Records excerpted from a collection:
* * * * * * * * *

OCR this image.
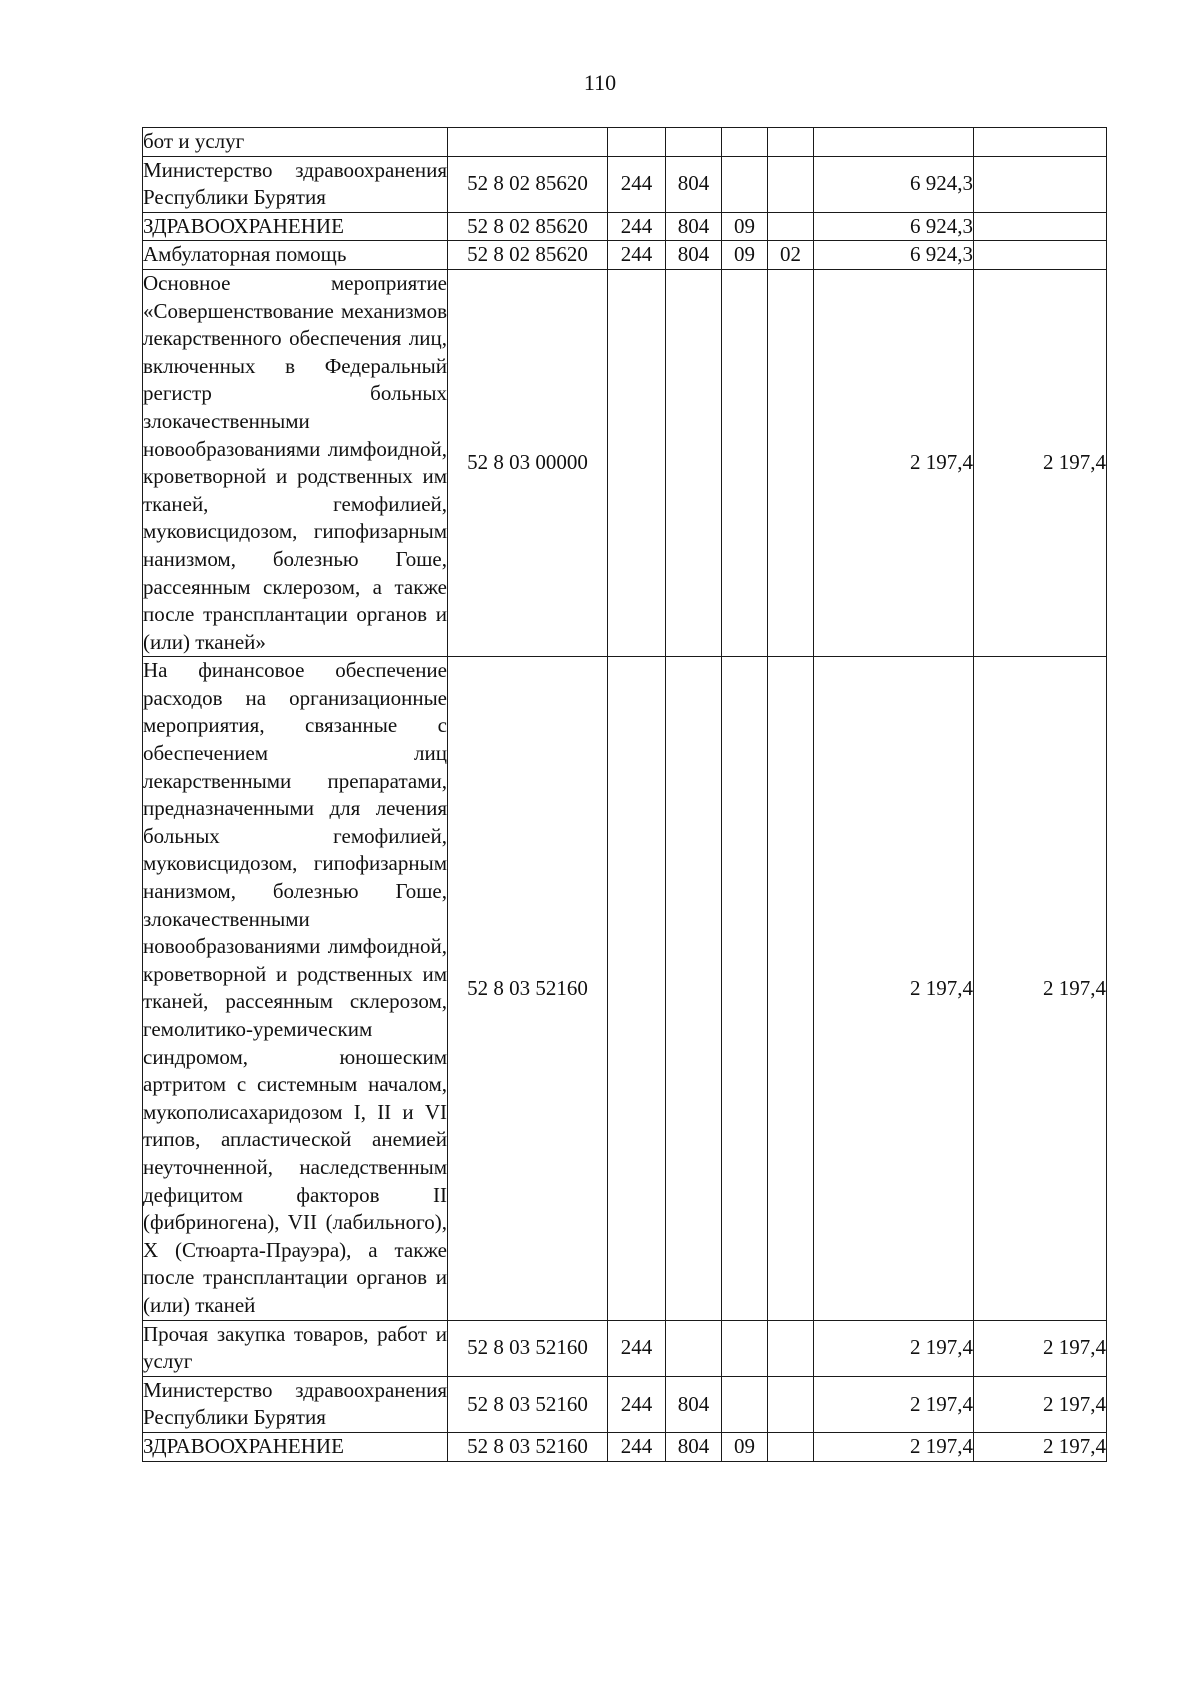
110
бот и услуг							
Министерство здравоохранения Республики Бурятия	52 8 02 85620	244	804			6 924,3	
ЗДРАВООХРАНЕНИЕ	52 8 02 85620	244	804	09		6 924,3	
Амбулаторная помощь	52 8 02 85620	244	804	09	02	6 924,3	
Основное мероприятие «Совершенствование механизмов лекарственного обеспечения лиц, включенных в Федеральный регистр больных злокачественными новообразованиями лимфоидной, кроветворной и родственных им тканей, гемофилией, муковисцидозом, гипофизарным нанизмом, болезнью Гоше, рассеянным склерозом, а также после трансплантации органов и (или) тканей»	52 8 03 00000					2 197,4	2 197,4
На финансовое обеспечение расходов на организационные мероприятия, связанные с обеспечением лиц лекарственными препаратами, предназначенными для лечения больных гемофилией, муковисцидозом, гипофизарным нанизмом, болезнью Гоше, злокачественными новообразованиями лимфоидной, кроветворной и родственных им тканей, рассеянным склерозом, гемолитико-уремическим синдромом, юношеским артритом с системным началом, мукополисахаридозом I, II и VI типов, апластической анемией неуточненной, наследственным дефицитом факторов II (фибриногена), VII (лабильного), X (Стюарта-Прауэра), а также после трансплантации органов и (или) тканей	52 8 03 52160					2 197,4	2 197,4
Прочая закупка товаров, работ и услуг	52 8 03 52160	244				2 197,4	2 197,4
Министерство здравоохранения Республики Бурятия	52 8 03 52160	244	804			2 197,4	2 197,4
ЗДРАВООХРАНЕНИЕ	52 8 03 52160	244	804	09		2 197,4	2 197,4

* * * * * * * * *

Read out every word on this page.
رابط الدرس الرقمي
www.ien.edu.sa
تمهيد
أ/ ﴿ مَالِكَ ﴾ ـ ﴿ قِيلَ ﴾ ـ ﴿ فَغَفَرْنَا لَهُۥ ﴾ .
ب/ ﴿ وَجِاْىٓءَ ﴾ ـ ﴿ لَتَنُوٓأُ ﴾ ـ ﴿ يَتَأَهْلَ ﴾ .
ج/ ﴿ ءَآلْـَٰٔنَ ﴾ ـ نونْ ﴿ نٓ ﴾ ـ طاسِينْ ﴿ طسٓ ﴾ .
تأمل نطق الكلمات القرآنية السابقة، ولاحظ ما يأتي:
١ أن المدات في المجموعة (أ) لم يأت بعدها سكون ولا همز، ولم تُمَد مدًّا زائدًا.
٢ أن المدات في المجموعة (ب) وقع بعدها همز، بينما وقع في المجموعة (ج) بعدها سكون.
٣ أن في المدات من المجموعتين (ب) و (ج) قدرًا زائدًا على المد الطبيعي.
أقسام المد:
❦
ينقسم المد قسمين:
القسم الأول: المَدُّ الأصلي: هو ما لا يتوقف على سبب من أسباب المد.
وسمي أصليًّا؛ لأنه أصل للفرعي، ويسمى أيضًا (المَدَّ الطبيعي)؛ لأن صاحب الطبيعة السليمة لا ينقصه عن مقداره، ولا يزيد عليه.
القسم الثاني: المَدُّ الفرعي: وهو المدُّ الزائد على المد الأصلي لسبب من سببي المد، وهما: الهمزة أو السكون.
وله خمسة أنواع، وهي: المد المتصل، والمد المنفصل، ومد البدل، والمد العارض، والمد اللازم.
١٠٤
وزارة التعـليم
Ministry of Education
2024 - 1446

* * * * * * * * *

§ Aim: Which lines in the listing above hold the word "услуг"? Show each of them.

§ Complete answer:
бот и услуг							
Прочая закупка товаров, работ и услуг	52 8 03 52160	244				2 197,4	2 197,4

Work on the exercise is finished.